:: REQUIRED TASK 1 ::
Copy the blog text on newspapers and tablets below in full, with no changes.

:: TEXT PROVIDED ::
★ ★ ★ ★ ★

I Told You So
As has been expected since the announcement of the iPad a few months ago, newspapers have been clamoring all over it for their future vessel of distribution. The NYT and WSJ are the best examples of how they are probably going to look (Popular Science has a great take on it as well).
And, if you recall, I said that newspapers need to format their version on the “tablet” like their print version. It’s what people like (not the shitty website variant). And they did.
New 2D Action Game for iPhone OS
My brother’s vision of a 2D action game, paying homage to the greats from back when we were growing up, is beginning to come into its own. He’s just posted to Pixel Road, his game development blog. Plethora of nuggets on development, UI, design choices, and badassery.
Mag+ Predicts the Future of Reading
Awesome videos prototyping the potential of reading with future technologies. Instead of the complicated, website-like projects being spun by Conde Nast, the gentlemen at Berg and Bonnier R&D have envisioned a purer segue from paper to screen. And I completely agree with their approach: focus on the design elements of paper periodicals and deliver them to the screen. I don’t know about you, but I don’t particularly enjoy reading periodicals on websites in the browser default font, with animated Flash ads littered everywhere. I’d rather view things like they used to be, and I’ll bet most other people would, too.
Slate Dissects Publications on Tablets
Not entirely sure they are correct in assuming the digitization of periodicals for this generation is equivalent to the digitization back in the CD-ROM days, but it is at the very least a condemning perspective on otherwise over-hyped expectations.

★ ★ ★ ★ ★

:: REQUIRED TASK 2 ::
Render the records as a numbered list, starting with their first line and going on through the line with "paragraph-2-text-g: , está", and leave out any blank lines.

★ ★ ★ ★ ★

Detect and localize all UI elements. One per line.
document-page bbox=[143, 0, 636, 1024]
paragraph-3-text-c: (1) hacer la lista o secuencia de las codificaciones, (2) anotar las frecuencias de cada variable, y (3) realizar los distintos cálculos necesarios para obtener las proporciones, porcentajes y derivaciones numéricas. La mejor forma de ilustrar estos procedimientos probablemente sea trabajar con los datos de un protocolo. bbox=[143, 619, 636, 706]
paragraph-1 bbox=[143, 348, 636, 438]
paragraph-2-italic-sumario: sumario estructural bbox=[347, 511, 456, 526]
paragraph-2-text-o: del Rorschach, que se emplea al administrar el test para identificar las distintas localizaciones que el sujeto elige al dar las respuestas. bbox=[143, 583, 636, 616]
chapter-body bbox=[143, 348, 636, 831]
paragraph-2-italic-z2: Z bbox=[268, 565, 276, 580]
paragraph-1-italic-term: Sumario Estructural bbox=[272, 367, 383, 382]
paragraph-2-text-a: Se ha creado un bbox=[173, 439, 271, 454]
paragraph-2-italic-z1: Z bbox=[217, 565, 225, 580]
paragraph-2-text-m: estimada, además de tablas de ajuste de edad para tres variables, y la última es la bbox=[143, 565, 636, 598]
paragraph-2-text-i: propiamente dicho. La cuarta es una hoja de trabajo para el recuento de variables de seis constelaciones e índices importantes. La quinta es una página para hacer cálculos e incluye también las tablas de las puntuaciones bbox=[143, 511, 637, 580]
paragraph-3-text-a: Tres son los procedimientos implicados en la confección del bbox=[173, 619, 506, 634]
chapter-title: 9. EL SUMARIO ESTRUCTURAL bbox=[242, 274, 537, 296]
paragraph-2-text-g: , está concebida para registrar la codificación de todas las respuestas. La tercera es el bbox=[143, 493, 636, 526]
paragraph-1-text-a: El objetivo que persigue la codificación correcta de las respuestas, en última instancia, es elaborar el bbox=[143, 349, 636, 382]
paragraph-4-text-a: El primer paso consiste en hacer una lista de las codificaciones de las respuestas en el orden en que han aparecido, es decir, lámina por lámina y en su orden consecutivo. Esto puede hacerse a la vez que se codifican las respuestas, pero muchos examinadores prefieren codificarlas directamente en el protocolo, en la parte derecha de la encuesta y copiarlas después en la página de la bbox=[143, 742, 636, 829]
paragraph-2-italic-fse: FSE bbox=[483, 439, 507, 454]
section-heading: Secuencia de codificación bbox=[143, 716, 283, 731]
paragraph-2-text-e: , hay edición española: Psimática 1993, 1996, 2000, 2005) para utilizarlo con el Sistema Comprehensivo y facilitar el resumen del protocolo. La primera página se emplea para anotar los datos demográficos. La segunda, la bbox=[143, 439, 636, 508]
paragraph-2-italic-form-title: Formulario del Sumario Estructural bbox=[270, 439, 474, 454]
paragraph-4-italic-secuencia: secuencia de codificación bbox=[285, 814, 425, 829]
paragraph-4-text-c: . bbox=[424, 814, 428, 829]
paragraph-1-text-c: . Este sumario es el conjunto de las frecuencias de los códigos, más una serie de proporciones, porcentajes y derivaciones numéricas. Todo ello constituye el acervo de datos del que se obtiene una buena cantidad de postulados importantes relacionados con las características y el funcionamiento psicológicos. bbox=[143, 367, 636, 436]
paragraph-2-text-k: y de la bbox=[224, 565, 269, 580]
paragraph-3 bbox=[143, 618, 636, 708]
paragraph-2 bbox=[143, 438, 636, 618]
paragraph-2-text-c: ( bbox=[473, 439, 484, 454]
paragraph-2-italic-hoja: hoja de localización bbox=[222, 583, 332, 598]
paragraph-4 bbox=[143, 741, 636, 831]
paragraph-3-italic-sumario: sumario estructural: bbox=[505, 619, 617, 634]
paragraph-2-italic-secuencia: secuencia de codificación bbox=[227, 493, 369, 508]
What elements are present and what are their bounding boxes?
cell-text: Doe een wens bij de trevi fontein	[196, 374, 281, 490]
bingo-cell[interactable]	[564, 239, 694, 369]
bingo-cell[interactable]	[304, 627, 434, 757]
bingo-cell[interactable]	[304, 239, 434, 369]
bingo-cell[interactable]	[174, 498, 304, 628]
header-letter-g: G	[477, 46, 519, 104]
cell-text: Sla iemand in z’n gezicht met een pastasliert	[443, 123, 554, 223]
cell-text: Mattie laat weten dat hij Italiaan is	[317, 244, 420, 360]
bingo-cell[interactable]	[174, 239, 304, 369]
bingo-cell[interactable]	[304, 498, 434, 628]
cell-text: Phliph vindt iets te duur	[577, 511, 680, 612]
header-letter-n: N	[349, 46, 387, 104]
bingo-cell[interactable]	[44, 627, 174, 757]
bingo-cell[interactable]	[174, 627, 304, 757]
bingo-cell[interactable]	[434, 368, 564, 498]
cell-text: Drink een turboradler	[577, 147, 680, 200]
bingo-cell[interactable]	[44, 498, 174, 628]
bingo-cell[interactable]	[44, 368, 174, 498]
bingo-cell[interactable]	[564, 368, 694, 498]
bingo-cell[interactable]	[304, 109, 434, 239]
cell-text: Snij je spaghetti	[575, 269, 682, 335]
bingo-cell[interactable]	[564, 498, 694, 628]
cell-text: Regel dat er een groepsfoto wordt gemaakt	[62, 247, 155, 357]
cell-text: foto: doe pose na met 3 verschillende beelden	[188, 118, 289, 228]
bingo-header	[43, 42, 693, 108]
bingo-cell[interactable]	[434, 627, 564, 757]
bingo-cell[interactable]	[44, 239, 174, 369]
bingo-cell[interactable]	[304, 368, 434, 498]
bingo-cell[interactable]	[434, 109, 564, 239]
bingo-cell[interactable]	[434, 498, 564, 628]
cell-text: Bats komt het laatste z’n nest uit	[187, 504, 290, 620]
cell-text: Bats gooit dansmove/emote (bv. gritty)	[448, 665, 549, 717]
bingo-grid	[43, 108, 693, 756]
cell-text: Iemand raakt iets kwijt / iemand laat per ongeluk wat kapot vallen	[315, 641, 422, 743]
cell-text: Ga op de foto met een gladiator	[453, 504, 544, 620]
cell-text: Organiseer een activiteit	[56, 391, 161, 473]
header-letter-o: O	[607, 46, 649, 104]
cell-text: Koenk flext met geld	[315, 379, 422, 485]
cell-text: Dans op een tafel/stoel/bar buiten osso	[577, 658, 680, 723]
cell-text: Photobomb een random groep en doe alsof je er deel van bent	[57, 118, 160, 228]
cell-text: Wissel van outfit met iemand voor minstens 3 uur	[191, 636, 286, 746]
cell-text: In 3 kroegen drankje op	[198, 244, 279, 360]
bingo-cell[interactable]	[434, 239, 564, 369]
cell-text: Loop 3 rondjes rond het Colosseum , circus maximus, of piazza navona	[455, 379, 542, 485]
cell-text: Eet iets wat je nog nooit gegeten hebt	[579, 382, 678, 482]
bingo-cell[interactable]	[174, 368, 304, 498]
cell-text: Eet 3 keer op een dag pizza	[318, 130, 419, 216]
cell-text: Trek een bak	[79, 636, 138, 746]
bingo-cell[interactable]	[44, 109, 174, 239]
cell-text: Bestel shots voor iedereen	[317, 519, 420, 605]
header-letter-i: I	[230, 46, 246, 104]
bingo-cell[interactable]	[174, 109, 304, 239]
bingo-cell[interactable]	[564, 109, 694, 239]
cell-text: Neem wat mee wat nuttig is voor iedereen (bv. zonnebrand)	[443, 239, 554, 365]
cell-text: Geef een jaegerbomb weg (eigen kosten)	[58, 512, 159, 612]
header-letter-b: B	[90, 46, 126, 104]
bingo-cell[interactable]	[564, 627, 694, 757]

★ ★ ★ ★ ★

:: OUTPUT 1 ::
I Told You So
As has been expected since the announcement of the iPad a few months ago, newspapers have been clamoring all over it for their future vessel of distribution. The NYT and WSJ are the best examples of how they are probably going to look (Popular Science has a great take on it as well).
And, if you recall, I said that newspapers need to format their version on the “tablet” like their print version. It’s what people like (not the shitty website variant). And they did.
New 2D Action Game for iPhone OS
My brother’s vision of a 2D action game, paying homage to the greats from back when we were growing up, is beginning to come into its own. He’s just posted to Pixel Road, his game development blog. Plethora of nuggets on development, UI, design choices, and badassery.
Mag+ Predicts the Future of Reading
Awesome videos prototyping the potential of reading with future technologies. Instead of the complicated, website-like projects being spun by Conde Nast, the gentlemen at Berg and Bonnier R&D have envisioned a purer segue from paper to screen. And I completely agree with their approach: focus on the design elements of paper periodicals and deliver them to the screen. I don’t know about you, but I don’t particularly enjoy reading periodicals on websites in the browser default font, with animated Flash ads littered everywhere. I’d rather view things like they used to be, and I’ll bet most other people would, too.
Slate Dissects Publications on Tablets
Not entirely sure they are correct in assuming the digitization of periodicals for this generation is equivalent to the digitization back in the CD-ROM days, but it is at the very least a condemning perspective on otherwise over-hyped expectations.

:: OUTPUT 2 ::
1. Detect and localize all UI elements. One per line.
2. document-page bbox=[143, 0, 636, 1024]
3. paragraph-3-text-c: (1) hacer la lista o secuencia de las codificaciones, (2) anotar las frecuencias de cada variable, y (3) realizar los distintos cálculos necesarios para obtener las proporciones, porcentajes y derivaciones numéricas. La mejor forma de ilustrar estos procedimientos probablemente sea trabajar con los datos de un protocolo. bbox=[143, 619, 636, 706]
4. paragraph-1 bbox=[143, 348, 636, 438]
5. paragraph-2-italic-sumario: sumario estructural bbox=[347, 511, 456, 526]
6. paragraph-2-text-o: del Rorschach, que se emplea al administrar el test para identificar las distintas localizaciones que el sujeto elige al dar las respuestas. bbox=[143, 583, 636, 616]
7. chapter-body bbox=[143, 348, 636, 831]
8. paragraph-2-italic-z2: Z bbox=[268, 565, 276, 580]
9. paragraph-1-italic-term: Sumario Estructural bbox=[272, 367, 383, 382]
10. paragraph-2-text-a: Se ha creado un bbox=[173, 439, 271, 454]
11. paragraph-2-italic-z1: Z bbox=[217, 565, 225, 580]
12. paragraph-2-text-m: estimada, además de tablas de ajuste de edad para tres variables, y la última es la bbox=[143, 565, 636, 598]
13. paragraph-2-text-i: propiamente dicho. La cuarta es una hoja de trabajo para el recuento de variables de seis constelaciones e índices importantes. La quinta es una página para hacer cálculos e incluye también las tablas de las puntuaciones bbox=[143, 511, 637, 580]
14. paragraph-3-text-a: Tres son los procedimientos implicados en la confección del bbox=[173, 619, 506, 634]
15. chapter-title: 9. EL SUMARIO ESTRUCTURAL bbox=[242, 274, 537, 296]
16. paragraph-2-text-g: , está concebida para registrar la codificación de todas las respuestas. La tercera es el bbox=[143, 493, 636, 526]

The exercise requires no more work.